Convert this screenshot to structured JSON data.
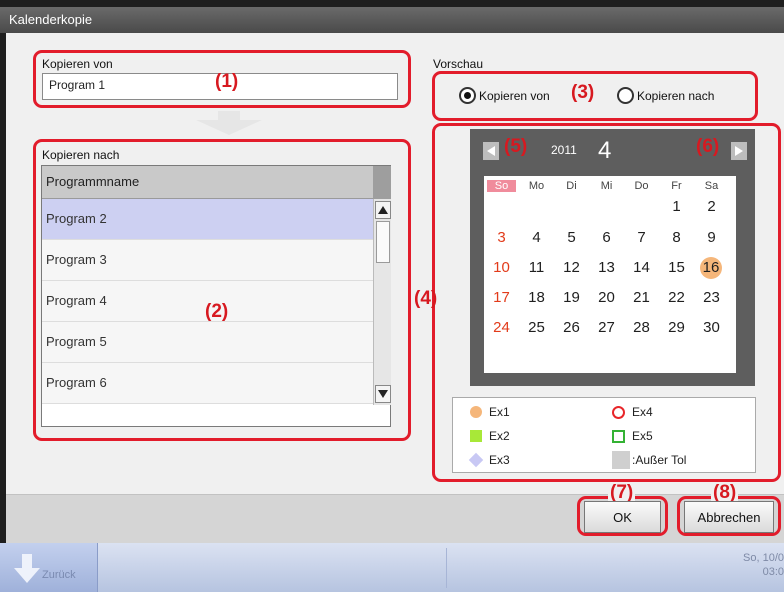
{
  "window": {
    "title": "Kalenderkopie"
  },
  "copy_from": {
    "label": "Kopieren von",
    "value": "Program 1"
  },
  "copy_to": {
    "label": "Kopieren nach",
    "column_header": "Programmname",
    "rows": [
      "Program 2",
      "Program 3",
      "Program 4",
      "Program 5",
      "Program 6"
    ],
    "selected_row": "Program 2"
  },
  "preview": {
    "label": "Vorschau",
    "radio_from": "Kopieren von",
    "radio_to": "Kopieren nach",
    "selected": "Kopieren von"
  },
  "calendar": {
    "year": "2011",
    "month": "4",
    "weekdays": [
      "So",
      "Mo",
      "Di",
      "Mi",
      "Do",
      "Fr",
      "Sa"
    ],
    "weeks": [
      [
        "",
        "",
        "",
        "",
        "",
        "1",
        "2"
      ],
      [
        "3",
        "4",
        "5",
        "6",
        "7",
        "8",
        "9"
      ],
      [
        "10",
        "11",
        "12",
        "13",
        "14",
        "15",
        "16"
      ],
      [
        "17",
        "18",
        "19",
        "20",
        "21",
        "22",
        "23"
      ],
      [
        "24",
        "25",
        "26",
        "27",
        "28",
        "29",
        "30"
      ]
    ],
    "highlighted_day": "16"
  },
  "legend": {
    "ex1": "Ex1",
    "ex2": "Ex2",
    "ex3": "Ex3",
    "ex4": "Ex4",
    "ex5": "Ex5",
    "out": ":Außer Tol"
  },
  "colors": {
    "ex1": "#f5b67a",
    "ex2": "#a8e838",
    "ex3": "#c8c8f4",
    "ex4": "#e8262a",
    "ex5": "#34b234",
    "out": "#cfcfcf",
    "callout": "#e21c2b"
  },
  "callouts": [
    "(1)",
    "(2)",
    "(3)",
    "(4)",
    "(5)",
    "(6)",
    "(7)",
    "(8)"
  ],
  "buttons": {
    "ok": "OK",
    "cancel": "Abbrechen"
  },
  "taskbar": {
    "start_label": "Zurück",
    "clock_date": "So, 10/0",
    "clock_time": "03:0"
  },
  "icons": [
    "arrow-down-icon",
    "scroll-up-icon",
    "scroll-down-icon",
    "prev-month-icon",
    "next-month-icon",
    "start-arrow-icon"
  ]
}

# # # # # # #

Go through the listing above and write it all out exactly, leaving out any picture.

■ **Solution for this exercise**:
Convert this screenshot to structured JSON data.
{
  "window": {
    "title": "Kalenderkopie"
  },
  "copy_from": {
    "label": "Kopieren von",
    "value": "Program 1"
  },
  "copy_to": {
    "label": "Kopieren nach",
    "column_header": "Programmname",
    "rows": [
      "Program 2",
      "Program 3",
      "Program 4",
      "Program 5",
      "Program 6"
    ],
    "selected_row": "Program 2"
  },
  "preview": {
    "label": "Vorschau",
    "radio_from": "Kopieren von",
    "radio_to": "Kopieren nach",
    "selected": "Kopieren von"
  },
  "calendar": {
    "year": "2011",
    "month": "4",
    "weekdays": [
      "So",
      "Mo",
      "Di",
      "Mi",
      "Do",
      "Fr",
      "Sa"
    ],
    "weeks": [
      [
        "",
        "",
        "",
        "",
        "",
        "1",
        "2"
      ],
      [
        "3",
        "4",
        "5",
        "6",
        "7",
        "8",
        "9"
      ],
      [
        "10",
        "11",
        "12",
        "13",
        "14",
        "15",
        "16"
      ],
      [
        "17",
        "18",
        "19",
        "20",
        "21",
        "22",
        "23"
      ],
      [
        "24",
        "25",
        "26",
        "27",
        "28",
        "29",
        "30"
      ]
    ],
    "highlighted_day": "16"
  },
  "legend": {
    "ex1": "Ex1",
    "ex2": "Ex2",
    "ex3": "Ex3",
    "ex4": "Ex4",
    "ex5": "Ex5",
    "out": ":Außer Tol"
  },
  "colors": {
    "ex1": "#f5b67a",
    "ex2": "#a8e838",
    "ex3": "#c8c8f4",
    "ex4": "#e8262a",
    "ex5": "#34b234",
    "out": "#cfcfcf",
    "callout": "#e21c2b"
  },
  "callouts": [
    "(1)",
    "(2)",
    "(3)",
    "(4)",
    "(5)",
    "(6)",
    "(7)",
    "(8)"
  ],
  "buttons": {
    "ok": "OK",
    "cancel": "Abbrechen"
  },
  "taskbar": {
    "start_label": "Zurück",
    "clock_date": "So, 10/0",
    "clock_time": "03:0"
  },
  "icons": [
    "arrow-down-icon",
    "scroll-up-icon",
    "scroll-down-icon",
    "prev-month-icon",
    "next-month-icon",
    "start-arrow-icon"
  ]
}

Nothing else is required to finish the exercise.